Reproduce the data that follows in its entirety, character for character.

─── Data for this task

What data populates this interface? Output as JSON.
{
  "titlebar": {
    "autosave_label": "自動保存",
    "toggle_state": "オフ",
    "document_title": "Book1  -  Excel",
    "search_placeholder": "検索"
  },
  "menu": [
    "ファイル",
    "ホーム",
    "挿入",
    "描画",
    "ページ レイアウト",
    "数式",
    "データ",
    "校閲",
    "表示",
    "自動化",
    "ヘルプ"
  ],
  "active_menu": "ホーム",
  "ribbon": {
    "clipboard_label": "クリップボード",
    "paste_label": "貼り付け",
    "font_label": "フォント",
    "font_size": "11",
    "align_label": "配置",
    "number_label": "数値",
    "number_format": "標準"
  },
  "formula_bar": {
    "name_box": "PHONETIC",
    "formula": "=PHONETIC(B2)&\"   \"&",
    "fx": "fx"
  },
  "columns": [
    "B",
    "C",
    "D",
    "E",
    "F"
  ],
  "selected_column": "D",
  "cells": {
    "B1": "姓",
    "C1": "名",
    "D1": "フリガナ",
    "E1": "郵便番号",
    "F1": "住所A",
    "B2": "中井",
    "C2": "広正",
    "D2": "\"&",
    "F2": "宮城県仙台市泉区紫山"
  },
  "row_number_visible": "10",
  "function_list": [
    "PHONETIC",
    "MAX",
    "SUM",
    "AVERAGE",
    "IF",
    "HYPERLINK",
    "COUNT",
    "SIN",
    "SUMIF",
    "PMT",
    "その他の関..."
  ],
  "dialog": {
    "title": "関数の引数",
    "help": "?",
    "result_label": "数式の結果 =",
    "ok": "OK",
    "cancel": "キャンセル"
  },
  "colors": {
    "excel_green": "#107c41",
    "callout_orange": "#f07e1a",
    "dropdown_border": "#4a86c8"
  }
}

──────

Finished answer ::
What data populates this interface? Output as JSON.
{
  "titlebar": {
    "autosave_label": "自動保存",
    "toggle_state": "オフ",
    "document_title": "Book1  -  Excel",
    "search_placeholder": "検索"
  },
  "menu": [
    "ファイル",
    "ホーム",
    "挿入",
    "描画",
    "ページ レイアウト",
    "数式",
    "データ",
    "校閲",
    "表示",
    "自動化",
    "ヘルプ"
  ],
  "active_menu": "ホーム",
  "ribbon": {
    "clipboard_label": "クリップボード",
    "paste_label": "貼り付け",
    "font_label": "フォント",
    "font_size": "11",
    "align_label": "配置",
    "number_label": "数値",
    "number_format": "標準"
  },
  "formula_bar": {
    "name_box": "PHONETIC",
    "formula": "=PHONETIC(B2)&\"   \"&",
    "fx": "fx"
  },
  "columns": [
    "B",
    "C",
    "D",
    "E",
    "F"
  ],
  "selected_column": "D",
  "cells": {
    "B1": "姓",
    "C1": "名",
    "D1": "フリガナ",
    "E1": "郵便番号",
    "F1": "住所A",
    "B2": "中井",
    "C2": "広正",
    "D2": "\"&",
    "F2": "宮城県仙台市泉区紫山"
  },
  "row_number_visible": "10",
  "function_list": [
    "PHONETIC",
    "MAX",
    "SUM",
    "AVERAGE",
    "IF",
    "HYPERLINK",
    "COUNT",
    "SIN",
    "SUMIF",
    "PMT",
    "その他の関..."
  ],
  "dialog": {
    "title": "関数の引数",
    "help": "?",
    "result_label": "数式の結果 =",
    "ok": "OK",
    "cancel": "キャンセル"
  },
  "colors": {
    "excel_green": "#107c41",
    "callout_orange": "#f07e1a",
    "dropdown_border": "#4a86c8"
  }
}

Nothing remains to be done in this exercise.